YOUR OBJECTIVE = Can you repeat everything from the line containing "filter-toolbar: Green GrayScale" down to the line containing "green-grayscale-button[interactable]: Green GrayScale", keeping both of those lines?
Start of PROVIDED MATERIAL
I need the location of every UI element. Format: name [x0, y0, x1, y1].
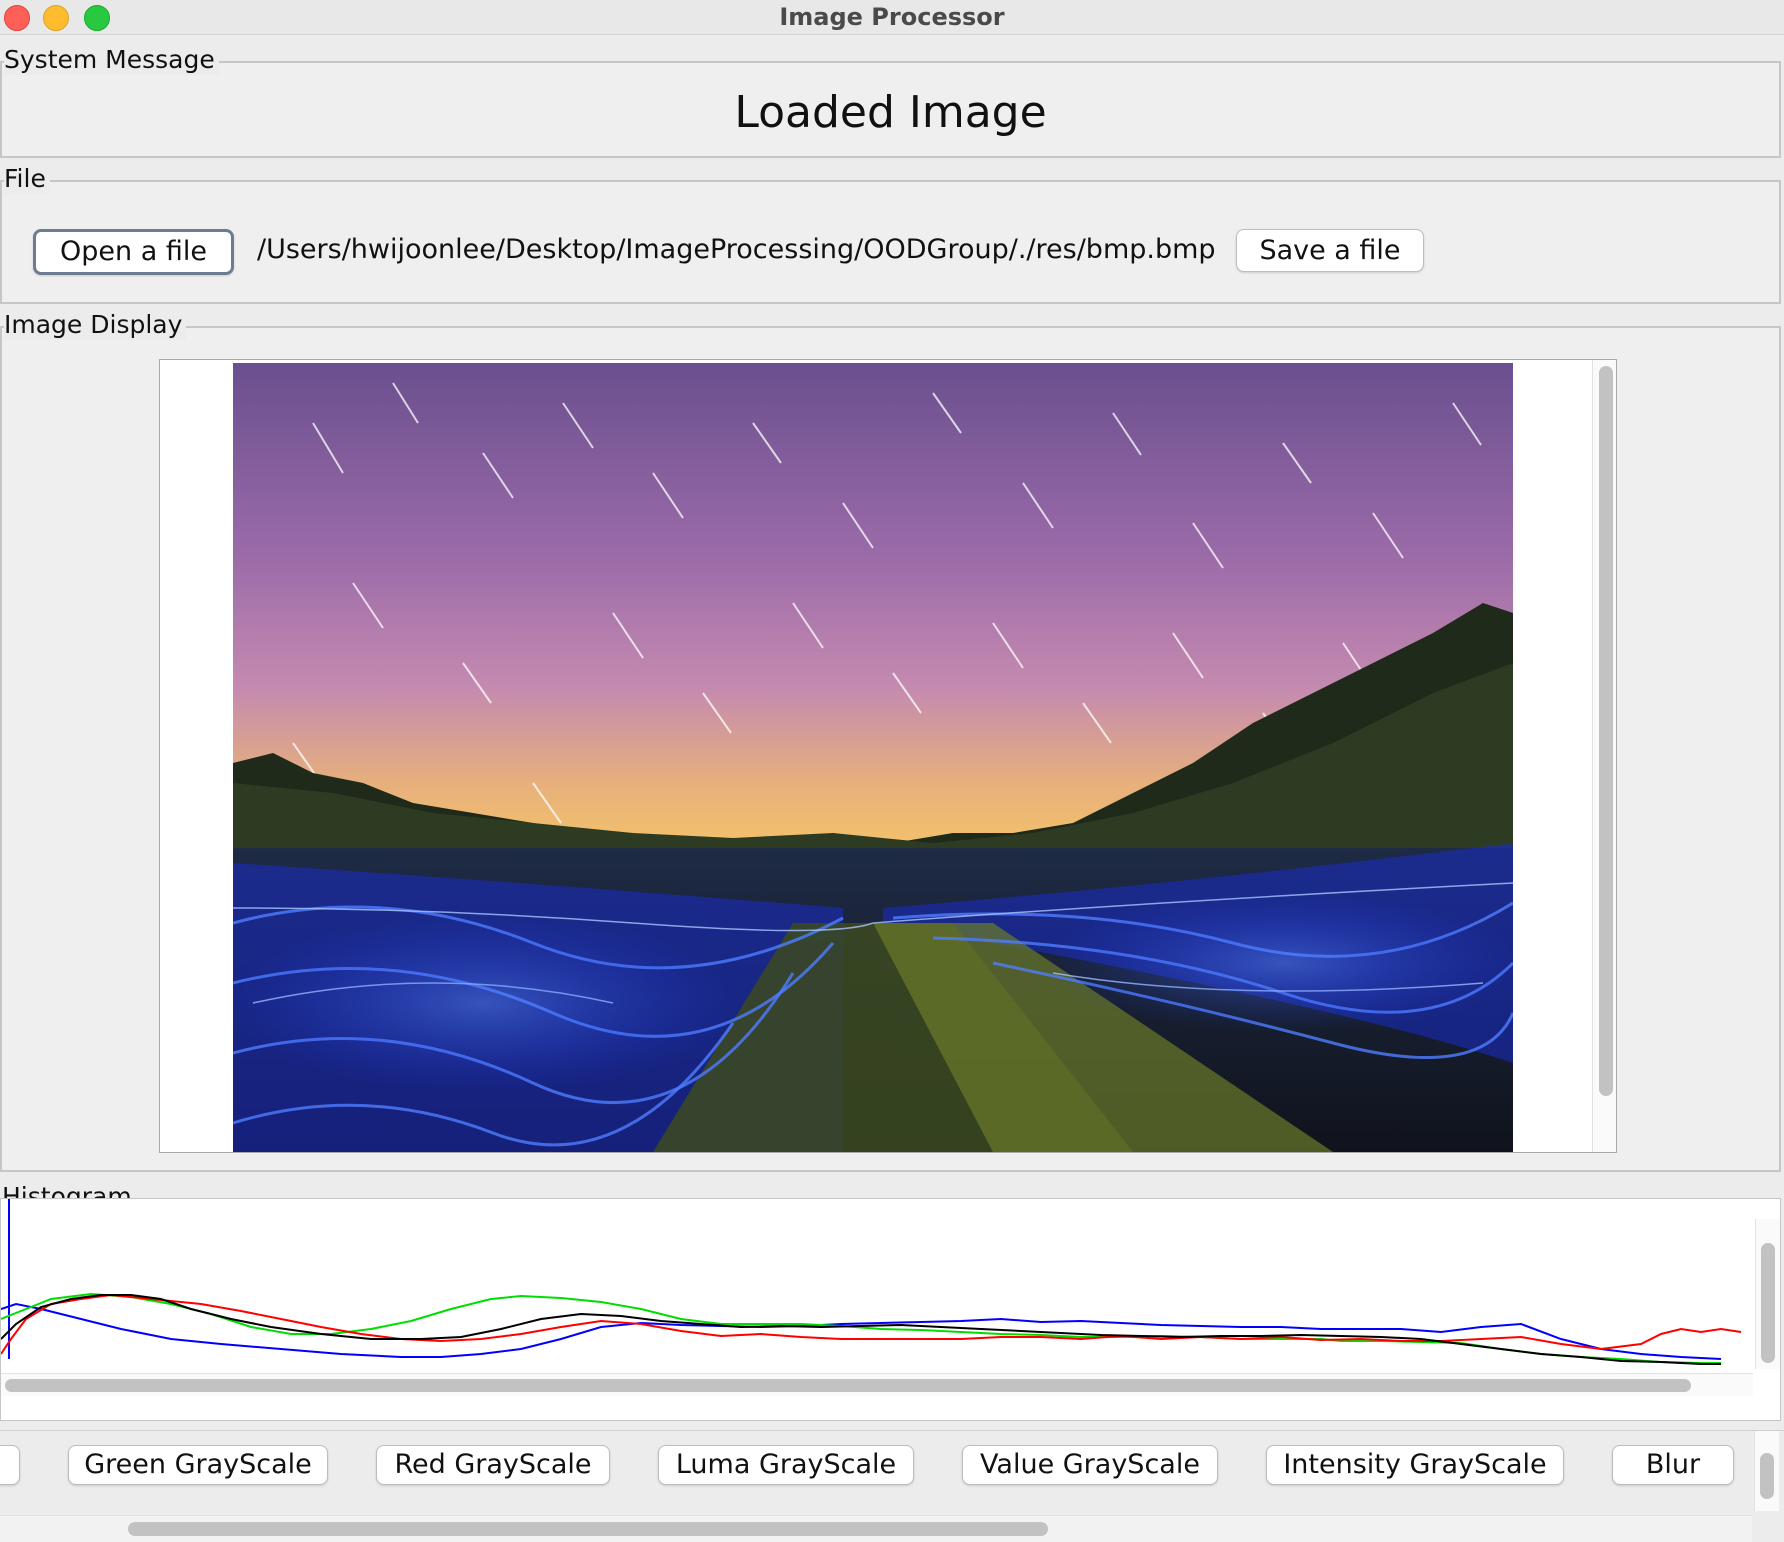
filter-toolbar: Green GrayScale Red GrayScale Luma GrayS… — [0, 1430, 1784, 1542]
toolbar-horizontal-scroll-thumb[interactable] — [128, 1522, 1048, 1536]
histogram-chart — [0, 1198, 1781, 1421]
toolbar-vertical-scroll-thumb[interactable] — [1760, 1453, 1774, 1499]
histogram-plot — [1, 1199, 1742, 1365]
intensity-grayscale-button[interactable]: Intensity GrayScale — [1266, 1445, 1564, 1485]
histogram-blue-line — [1, 1302, 1722, 1360]
file-legend: File — [4, 164, 50, 194]
file-panel: File Open a file /Users/hwijoonlee/Deskt… — [0, 164, 1781, 304]
system-message-text: Loaded Image — [734, 87, 1047, 138]
luma-grayscale-button[interactable]: Luma GrayScale — [658, 1445, 914, 1485]
toolbar-horizontal-scrollbar[interactable] — [0, 1515, 1752, 1542]
histogram-horizontal-scroll-thumb[interactable] — [5, 1379, 1691, 1392]
green-grayscale-button[interactable]: Green GrayScale — [68, 1445, 328, 1485]
histogram-vertical-scroll-thumb[interactable] — [1761, 1243, 1775, 1363]
image-display-legend: Image Display — [4, 310, 187, 340]
histogram-horizontal-scrollbar[interactable] — [1, 1373, 1753, 1396]
value-grayscale-button[interactable]: Value GrayScale — [962, 1445, 1218, 1485]
red-grayscale-button[interactable]: Red GrayScale — [376, 1445, 610, 1485]
title-bar: Image Processor — [0, 0, 1784, 35]
open-file-button[interactable]: Open a file — [33, 229, 234, 275]
image-viewport[interactable] — [159, 359, 1617, 1153]
system-message-legend: System Message — [4, 45, 219, 75]
window-title: Image Processor — [779, 3, 1005, 31]
image-vertical-scroll-thumb[interactable] — [1599, 366, 1613, 1096]
filter-button-partial[interactable] — [0, 1445, 20, 1485]
blur-button[interactable]: Blur — [1612, 1445, 1734, 1485]
save-file-button[interactable]: Save a file — [1236, 229, 1424, 272]
loaded-image — [233, 363, 1513, 1152]
toolbar-vertical-scrollbar[interactable] — [1754, 1431, 1779, 1511]
system-message-panel: System Message Loaded Image — [0, 45, 1781, 158]
image-vertical-scrollbar[interactable] — [1592, 360, 1616, 1152]
histogram-vertical-scrollbar[interactable] — [1755, 1219, 1780, 1369]
file-path-label: /Users/hwijoonlee/Desktop/ImageProcessin… — [257, 234, 1216, 265]
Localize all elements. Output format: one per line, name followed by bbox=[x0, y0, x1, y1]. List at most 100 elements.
End of PROVIDED MATERIAL
SOLUTION TO THE PROBLEM =
filter-toolbar: Green GrayScale Red GrayScale Luma GrayS… — [0, 1430, 1784, 1542]
toolbar-horizontal-scroll-thumb[interactable] — [128, 1522, 1048, 1536]
histogram-chart — [0, 1198, 1781, 1421]
toolbar-vertical-scroll-thumb[interactable] — [1760, 1453, 1774, 1499]
histogram-plot — [1, 1199, 1742, 1365]
intensity-grayscale-button[interactable]: Intensity GrayScale — [1266, 1445, 1564, 1485]
histogram-blue-line — [1, 1302, 1722, 1360]
file-legend: File — [4, 164, 50, 194]
file-panel: File Open a file /Users/hwijoonlee/Deskt… — [0, 164, 1781, 304]
system-message-text: Loaded Image — [734, 87, 1047, 138]
luma-grayscale-button[interactable]: Luma GrayScale — [658, 1445, 914, 1485]
toolbar-horizontal-scrollbar[interactable] — [0, 1515, 1752, 1542]
histogram-horizontal-scroll-thumb[interactable] — [5, 1379, 1691, 1392]
green-grayscale-button[interactable]: Green GrayScale — [68, 1445, 328, 1485]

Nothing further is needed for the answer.